• GIVEN RECORDS:
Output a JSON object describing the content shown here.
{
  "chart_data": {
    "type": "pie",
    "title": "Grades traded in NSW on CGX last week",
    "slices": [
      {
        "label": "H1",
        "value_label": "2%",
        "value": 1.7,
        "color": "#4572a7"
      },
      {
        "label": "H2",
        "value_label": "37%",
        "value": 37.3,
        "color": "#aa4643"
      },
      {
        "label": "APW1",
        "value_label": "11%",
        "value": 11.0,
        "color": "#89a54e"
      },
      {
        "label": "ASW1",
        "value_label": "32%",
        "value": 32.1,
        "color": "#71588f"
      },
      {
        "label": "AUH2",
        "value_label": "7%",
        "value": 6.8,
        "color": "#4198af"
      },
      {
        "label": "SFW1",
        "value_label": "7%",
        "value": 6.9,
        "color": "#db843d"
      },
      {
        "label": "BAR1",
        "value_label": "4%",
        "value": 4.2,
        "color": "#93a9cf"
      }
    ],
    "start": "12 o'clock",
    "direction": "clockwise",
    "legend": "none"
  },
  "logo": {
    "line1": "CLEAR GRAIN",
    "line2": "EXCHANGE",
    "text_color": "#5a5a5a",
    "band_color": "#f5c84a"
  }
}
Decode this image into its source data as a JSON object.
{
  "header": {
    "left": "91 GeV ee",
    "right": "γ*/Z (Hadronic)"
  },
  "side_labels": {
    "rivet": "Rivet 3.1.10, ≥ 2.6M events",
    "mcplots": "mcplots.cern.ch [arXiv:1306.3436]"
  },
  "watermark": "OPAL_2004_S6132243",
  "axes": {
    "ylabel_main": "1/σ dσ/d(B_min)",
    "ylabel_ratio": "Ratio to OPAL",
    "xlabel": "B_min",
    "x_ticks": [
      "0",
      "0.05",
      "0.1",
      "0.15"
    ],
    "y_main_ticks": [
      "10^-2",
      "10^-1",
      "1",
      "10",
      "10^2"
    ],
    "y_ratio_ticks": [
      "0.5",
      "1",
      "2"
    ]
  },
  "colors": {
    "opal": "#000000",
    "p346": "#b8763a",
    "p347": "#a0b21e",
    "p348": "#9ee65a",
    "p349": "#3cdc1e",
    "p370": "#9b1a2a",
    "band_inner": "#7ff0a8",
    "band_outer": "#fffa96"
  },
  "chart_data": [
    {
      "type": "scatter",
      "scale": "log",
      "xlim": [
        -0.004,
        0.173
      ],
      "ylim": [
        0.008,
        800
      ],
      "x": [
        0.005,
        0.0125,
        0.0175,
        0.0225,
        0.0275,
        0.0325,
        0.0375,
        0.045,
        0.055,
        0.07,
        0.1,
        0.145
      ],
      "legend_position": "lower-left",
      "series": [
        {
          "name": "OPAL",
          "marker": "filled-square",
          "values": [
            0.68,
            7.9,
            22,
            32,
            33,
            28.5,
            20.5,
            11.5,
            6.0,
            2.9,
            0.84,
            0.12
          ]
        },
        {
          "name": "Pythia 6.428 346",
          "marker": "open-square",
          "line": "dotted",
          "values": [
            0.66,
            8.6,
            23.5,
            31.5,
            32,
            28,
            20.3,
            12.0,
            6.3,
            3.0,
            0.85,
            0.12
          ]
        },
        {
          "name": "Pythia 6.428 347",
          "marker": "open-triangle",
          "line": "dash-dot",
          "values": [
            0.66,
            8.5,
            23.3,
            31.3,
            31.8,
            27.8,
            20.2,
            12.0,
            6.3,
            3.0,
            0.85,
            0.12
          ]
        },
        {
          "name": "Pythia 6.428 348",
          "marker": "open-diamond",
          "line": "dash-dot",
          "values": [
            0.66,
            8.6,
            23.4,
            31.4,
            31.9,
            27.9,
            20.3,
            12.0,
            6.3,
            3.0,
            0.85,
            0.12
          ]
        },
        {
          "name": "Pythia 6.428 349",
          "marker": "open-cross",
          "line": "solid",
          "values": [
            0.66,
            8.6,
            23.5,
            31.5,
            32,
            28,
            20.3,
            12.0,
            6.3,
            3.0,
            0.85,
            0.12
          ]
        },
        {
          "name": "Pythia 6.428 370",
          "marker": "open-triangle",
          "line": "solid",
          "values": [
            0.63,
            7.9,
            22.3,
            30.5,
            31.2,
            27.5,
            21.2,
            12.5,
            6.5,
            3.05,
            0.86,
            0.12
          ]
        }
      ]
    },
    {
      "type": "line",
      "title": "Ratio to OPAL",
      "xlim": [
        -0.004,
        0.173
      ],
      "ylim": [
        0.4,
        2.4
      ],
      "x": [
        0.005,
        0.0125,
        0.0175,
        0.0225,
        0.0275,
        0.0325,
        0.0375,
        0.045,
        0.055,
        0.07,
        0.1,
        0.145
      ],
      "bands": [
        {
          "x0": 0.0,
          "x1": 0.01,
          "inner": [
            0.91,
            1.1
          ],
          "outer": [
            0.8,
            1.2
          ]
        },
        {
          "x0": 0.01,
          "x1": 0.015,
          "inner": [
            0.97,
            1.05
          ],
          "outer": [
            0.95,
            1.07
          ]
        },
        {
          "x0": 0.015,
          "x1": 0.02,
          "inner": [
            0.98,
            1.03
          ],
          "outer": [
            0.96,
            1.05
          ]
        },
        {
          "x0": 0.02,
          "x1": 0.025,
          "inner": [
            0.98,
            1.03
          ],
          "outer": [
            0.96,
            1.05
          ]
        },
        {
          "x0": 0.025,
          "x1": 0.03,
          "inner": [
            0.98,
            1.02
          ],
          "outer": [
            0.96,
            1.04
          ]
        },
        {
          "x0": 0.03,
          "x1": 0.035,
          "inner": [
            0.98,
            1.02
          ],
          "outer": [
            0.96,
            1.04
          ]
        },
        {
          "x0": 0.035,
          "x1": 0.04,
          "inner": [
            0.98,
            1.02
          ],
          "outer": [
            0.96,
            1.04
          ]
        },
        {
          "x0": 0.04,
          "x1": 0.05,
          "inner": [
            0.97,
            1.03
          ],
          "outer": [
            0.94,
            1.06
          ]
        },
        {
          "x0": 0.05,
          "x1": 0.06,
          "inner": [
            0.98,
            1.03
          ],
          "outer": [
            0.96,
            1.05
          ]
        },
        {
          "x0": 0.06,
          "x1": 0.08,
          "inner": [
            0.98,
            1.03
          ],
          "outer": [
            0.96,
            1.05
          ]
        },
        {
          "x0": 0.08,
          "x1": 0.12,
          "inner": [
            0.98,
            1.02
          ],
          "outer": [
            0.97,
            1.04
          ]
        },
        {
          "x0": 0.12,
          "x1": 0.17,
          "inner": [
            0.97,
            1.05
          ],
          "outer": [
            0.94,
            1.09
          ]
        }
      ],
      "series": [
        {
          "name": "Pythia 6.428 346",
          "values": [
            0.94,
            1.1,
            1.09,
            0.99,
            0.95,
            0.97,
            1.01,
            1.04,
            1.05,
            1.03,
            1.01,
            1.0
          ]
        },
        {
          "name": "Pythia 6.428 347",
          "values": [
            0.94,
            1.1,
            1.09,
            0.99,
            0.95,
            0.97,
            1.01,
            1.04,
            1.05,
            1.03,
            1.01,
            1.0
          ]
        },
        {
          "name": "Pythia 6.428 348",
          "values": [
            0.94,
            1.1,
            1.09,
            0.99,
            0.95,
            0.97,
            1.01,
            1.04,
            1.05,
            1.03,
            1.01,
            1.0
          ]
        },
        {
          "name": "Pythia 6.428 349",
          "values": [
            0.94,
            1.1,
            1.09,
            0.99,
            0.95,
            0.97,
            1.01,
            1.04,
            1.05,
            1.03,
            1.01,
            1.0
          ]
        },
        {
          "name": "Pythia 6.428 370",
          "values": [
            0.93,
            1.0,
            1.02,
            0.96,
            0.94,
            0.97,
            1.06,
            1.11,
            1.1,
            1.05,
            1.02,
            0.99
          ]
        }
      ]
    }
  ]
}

• AIM: Take the lines above and print them exactly.

• WORKED ANSWER:
Output a JSON object describing the content shown here.
{
  "chart_data": {
    "type": "pie",
    "title": "Grades traded in NSW on CGX last week",
    "slices": [
      {
        "label": "H1",
        "value_label": "2%",
        "value": 1.7,
        "color": "#4572a7"
      },
      {
        "label": "H2",
        "value_label": "37%",
        "value": 37.3,
        "color": "#aa4643"
      },
      {
        "label": "APW1",
        "value_label": "11%",
        "value": 11.0,
        "color": "#89a54e"
      },
      {
        "label": "ASW1",
        "value_label": "32%",
        "value": 32.1,
        "color": "#71588f"
      },
      {
        "label": "AUH2",
        "value_label": "7%",
        "value": 6.8,
        "color": "#4198af"
      },
      {
        "label": "SFW1",
        "value_label": "7%",
        "value": 6.9,
        "color": "#db843d"
      },
      {
        "label": "BAR1",
        "value_label": "4%",
        "value": 4.2,
        "color": "#93a9cf"
      }
    ],
    "start": "12 o'clock",
    "direction": "clockwise",
    "legend": "none"
  },
  "logo": {
    "line1": "CLEAR GRAIN",
    "line2": "EXCHANGE",
    "text_color": "#5a5a5a",
    "band_color": "#f5c84a"
  }
}
Decode this image into its source data as a JSON object.
{
  "header": {
    "left": "91 GeV ee",
    "right": "γ*/Z (Hadronic)"
  },
  "side_labels": {
    "rivet": "Rivet 3.1.10, ≥ 2.6M events",
    "mcplots": "mcplots.cern.ch [arXiv:1306.3436]"
  },
  "watermark": "OPAL_2004_S6132243",
  "axes": {
    "ylabel_main": "1/σ dσ/d(B_min)",
    "ylabel_ratio": "Ratio to OPAL",
    "xlabel": "B_min",
    "x_ticks": [
      "0",
      "0.05",
      "0.1",
      "0.15"
    ],
    "y_main_ticks": [
      "10^-2",
      "10^-1",
      "1",
      "10",
      "10^2"
    ],
    "y_ratio_ticks": [
      "0.5",
      "1",
      "2"
    ]
  },
  "colors": {
    "opal": "#000000",
    "p346": "#b8763a",
    "p347": "#a0b21e",
    "p348": "#9ee65a",
    "p349": "#3cdc1e",
    "p370": "#9b1a2a",
    "band_inner": "#7ff0a8",
    "band_outer": "#fffa96"
  },
  "chart_data": [
    {
      "type": "scatter",
      "scale": "log",
      "xlim": [
        -0.004,
        0.173
      ],
      "ylim": [
        0.008,
        800
      ],
      "x": [
        0.005,
        0.0125,
        0.0175,
        0.0225,
        0.0275,
        0.0325,
        0.0375,
        0.045,
        0.055,
        0.07,
        0.1,
        0.145
      ],
      "legend_position": "lower-left",
      "series": [
        {
          "name": "OPAL",
          "marker": "filled-square",
          "values": [
            0.68,
            7.9,
            22,
            32,
            33,
            28.5,
            20.5,
            11.5,
            6.0,
            2.9,
            0.84,
            0.12
          ]
        },
        {
          "name": "Pythia 6.428 346",
          "marker": "open-square",
          "line": "dotted",
          "values": [
            0.66,
            8.6,
            23.5,
            31.5,
            32,
            28,
            20.3,
            12.0,
            6.3,
            3.0,
            0.85,
            0.12
          ]
        },
        {
          "name": "Pythia 6.428 347",
          "marker": "open-triangle",
          "line": "dash-dot",
          "values": [
            0.66,
            8.5,
            23.3,
            31.3,
            31.8,
            27.8,
            20.2,
            12.0,
            6.3,
            3.0,
            0.85,
            0.12
          ]
        },
        {
          "name": "Pythia 6.428 348",
          "marker": "open-diamond",
          "line": "dash-dot",
          "values": [
            0.66,
            8.6,
            23.4,
            31.4,
            31.9,
            27.9,
            20.3,
            12.0,
            6.3,
            3.0,
            0.85,
            0.12
          ]
        },
        {
          "name": "Pythia 6.428 349",
          "marker": "open-cross",
          "line": "solid",
          "values": [
            0.66,
            8.6,
            23.5,
            31.5,
            32,
            28,
            20.3,
            12.0,
            6.3,
            3.0,
            0.85,
            0.12
          ]
        },
        {
          "name": "Pythia 6.428 370",
          "marker": "open-triangle",
          "line": "solid",
          "values": [
            0.63,
            7.9,
            22.3,
            30.5,
            31.2,
            27.5,
            21.2,
            12.5,
            6.5,
            3.05,
            0.86,
            0.12
          ]
        }
      ]
    },
    {
      "type": "line",
      "title": "Ratio to OPAL",
      "xlim": [
        -0.004,
        0.173
      ],
      "ylim": [
        0.4,
        2.4
      ],
      "x": [
        0.005,
        0.0125,
        0.0175,
        0.0225,
        0.0275,
        0.0325,
        0.0375,
        0.045,
        0.055,
        0.07,
        0.1,
        0.145
      ],
      "bands": [
        {
          "x0": 0.0,
          "x1": 0.01,
          "inner": [
            0.91,
            1.1
          ],
          "outer": [
            0.8,
            1.2
          ]
        },
        {
          "x0": 0.01,
          "x1": 0.015,
          "inner": [
            0.97,
            1.05
          ],
          "outer": [
            0.95,
            1.07
          ]
        },
        {
          "x0": 0.015,
          "x1": 0.02,
          "inner": [
            0.98,
            1.03
          ],
          "outer": [
            0.96,
            1.05
          ]
        },
        {
          "x0": 0.02,
          "x1": 0.025,
          "inner": [
            0.98,
            1.03
          ],
          "outer": [
            0.96,
            1.05
          ]
        },
        {
          "x0": 0.025,
          "x1": 0.03,
          "inner": [
            0.98,
            1.02
          ],
          "outer": [
            0.96,
            1.04
          ]
        },
        {
          "x0": 0.03,
          "x1": 0.035,
          "inner": [
            0.98,
            1.02
          ],
          "outer": [
            0.96,
            1.04
          ]
        },
        {
          "x0": 0.035,
          "x1": 0.04,
          "inner": [
            0.98,
            1.02
          ],
          "outer": [
            0.96,
            1.04
          ]
        },
        {
          "x0": 0.04,
          "x1": 0.05,
          "inner": [
            0.97,
            1.03
          ],
          "outer": [
            0.94,
            1.06
          ]
        },
        {
          "x0": 0.05,
          "x1": 0.06,
          "inner": [
            0.98,
            1.03
          ],
          "outer": [
            0.96,
            1.05
          ]
        },
        {
          "x0": 0.06,
          "x1": 0.08,
          "inner": [
            0.98,
            1.03
          ],
          "outer": [
            0.96,
            1.05
          ]
        },
        {
          "x0": 0.08,
          "x1": 0.12,
          "inner": [
            0.98,
            1.02
          ],
          "outer": [
            0.97,
            1.04
          ]
        },
        {
          "x0": 0.12,
          "x1": 0.17,
          "inner": [
            0.97,
            1.05
          ],
          "outer": [
            0.94,
            1.09
          ]
        }
      ],
      "series": [
        {
          "name": "Pythia 6.428 346",
          "values": [
            0.94,
            1.1,
            1.09,
            0.99,
            0.95,
            0.97,
            1.01,
            1.04,
            1.05,
            1.03,
            1.01,
            1.0
          ]
        },
        {
          "name": "Pythia 6.428 347",
          "values": [
            0.94,
            1.1,
            1.09,
            0.99,
            0.95,
            0.97,
            1.01,
            1.04,
            1.05,
            1.03,
            1.01,
            1.0
          ]
        },
        {
          "name": "Pythia 6.428 348",
          "values": [
            0.94,
            1.1,
            1.09,
            0.99,
            0.95,
            0.97,
            1.01,
            1.04,
            1.05,
            1.03,
            1.01,
            1.0
          ]
        },
        {
          "name": "Pythia 6.428 349",
          "values": [
            0.94,
            1.1,
            1.09,
            0.99,
            0.95,
            0.97,
            1.01,
            1.04,
            1.05,
            1.03,
            1.01,
            1.0
          ]
        },
        {
          "name": "Pythia 6.428 370",
          "values": [
            0.93,
            1.0,
            1.02,
            0.96,
            0.94,
            0.97,
            1.06,
            1.11,
            1.1,
            1.05,
            1.02,
            0.99
          ]
        }
      ]
    }
  ]
}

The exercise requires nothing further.